Record extracts:
— begin —

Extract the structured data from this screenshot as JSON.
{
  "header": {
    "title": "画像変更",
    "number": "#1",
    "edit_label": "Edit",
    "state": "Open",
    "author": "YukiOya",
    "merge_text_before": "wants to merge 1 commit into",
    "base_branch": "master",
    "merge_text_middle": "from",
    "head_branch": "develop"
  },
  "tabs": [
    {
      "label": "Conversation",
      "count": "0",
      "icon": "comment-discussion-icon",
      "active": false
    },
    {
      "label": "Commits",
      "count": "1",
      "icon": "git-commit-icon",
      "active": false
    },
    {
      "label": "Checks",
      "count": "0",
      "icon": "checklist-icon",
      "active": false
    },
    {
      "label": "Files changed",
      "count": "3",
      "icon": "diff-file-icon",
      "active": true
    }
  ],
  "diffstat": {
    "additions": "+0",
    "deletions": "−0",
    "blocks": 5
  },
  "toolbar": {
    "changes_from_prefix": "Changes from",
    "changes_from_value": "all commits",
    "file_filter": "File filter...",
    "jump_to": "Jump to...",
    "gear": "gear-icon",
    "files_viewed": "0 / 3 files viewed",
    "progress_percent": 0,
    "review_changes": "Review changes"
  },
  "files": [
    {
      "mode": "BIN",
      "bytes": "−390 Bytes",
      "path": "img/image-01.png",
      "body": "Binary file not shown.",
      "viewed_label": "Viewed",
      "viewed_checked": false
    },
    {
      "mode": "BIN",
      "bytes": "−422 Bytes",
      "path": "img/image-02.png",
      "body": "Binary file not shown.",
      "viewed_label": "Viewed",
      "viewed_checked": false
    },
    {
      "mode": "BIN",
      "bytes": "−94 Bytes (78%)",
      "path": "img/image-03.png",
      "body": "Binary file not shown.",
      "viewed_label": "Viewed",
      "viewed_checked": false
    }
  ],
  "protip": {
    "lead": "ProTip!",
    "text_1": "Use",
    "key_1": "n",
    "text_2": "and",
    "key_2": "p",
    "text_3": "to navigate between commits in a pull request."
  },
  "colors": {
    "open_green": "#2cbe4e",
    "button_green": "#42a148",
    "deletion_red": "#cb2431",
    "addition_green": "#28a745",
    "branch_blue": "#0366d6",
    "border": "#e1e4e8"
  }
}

— end —

Task requirements:
Quote every record above exactly.

Answer to the exercise:
Extract the structured data from this screenshot as JSON.
{
  "header": {
    "title": "画像変更",
    "number": "#1",
    "edit_label": "Edit",
    "state": "Open",
    "author": "YukiOya",
    "merge_text_before": "wants to merge 1 commit into",
    "base_branch": "master",
    "merge_text_middle": "from",
    "head_branch": "develop"
  },
  "tabs": [
    {
      "label": "Conversation",
      "count": "0",
      "icon": "comment-discussion-icon",
      "active": false
    },
    {
      "label": "Commits",
      "count": "1",
      "icon": "git-commit-icon",
      "active": false
    },
    {
      "label": "Checks",
      "count": "0",
      "icon": "checklist-icon",
      "active": false
    },
    {
      "label": "Files changed",
      "count": "3",
      "icon": "diff-file-icon",
      "active": true
    }
  ],
  "diffstat": {
    "additions": "+0",
    "deletions": "−0",
    "blocks": 5
  },
  "toolbar": {
    "changes_from_prefix": "Changes from",
    "changes_from_value": "all commits",
    "file_filter": "File filter...",
    "jump_to": "Jump to...",
    "gear": "gear-icon",
    "files_viewed": "0 / 3 files viewed",
    "progress_percent": 0,
    "review_changes": "Review changes"
  },
  "files": [
    {
      "mode": "BIN",
      "bytes": "−390 Bytes",
      "path": "img/image-01.png",
      "body": "Binary file not shown.",
      "viewed_label": "Viewed",
      "viewed_checked": false
    },
    {
      "mode": "BIN",
      "bytes": "−422 Bytes",
      "path": "img/image-02.png",
      "body": "Binary file not shown.",
      "viewed_label": "Viewed",
      "viewed_checked": false
    },
    {
      "mode": "BIN",
      "bytes": "−94 Bytes (78%)",
      "path": "img/image-03.png",
      "body": "Binary file not shown.",
      "viewed_label": "Viewed",
      "viewed_checked": false
    }
  ],
  "protip": {
    "lead": "ProTip!",
    "text_1": "Use",
    "key_1": "n",
    "text_2": "and",
    "key_2": "p",
    "text_3": "to navigate between commits in a pull request."
  },
  "colors": {
    "open_green": "#2cbe4e",
    "button_green": "#42a148",
    "deletion_red": "#cb2431",
    "addition_green": "#28a745",
    "branch_blue": "#0366d6",
    "border": "#e1e4e8"
  }
}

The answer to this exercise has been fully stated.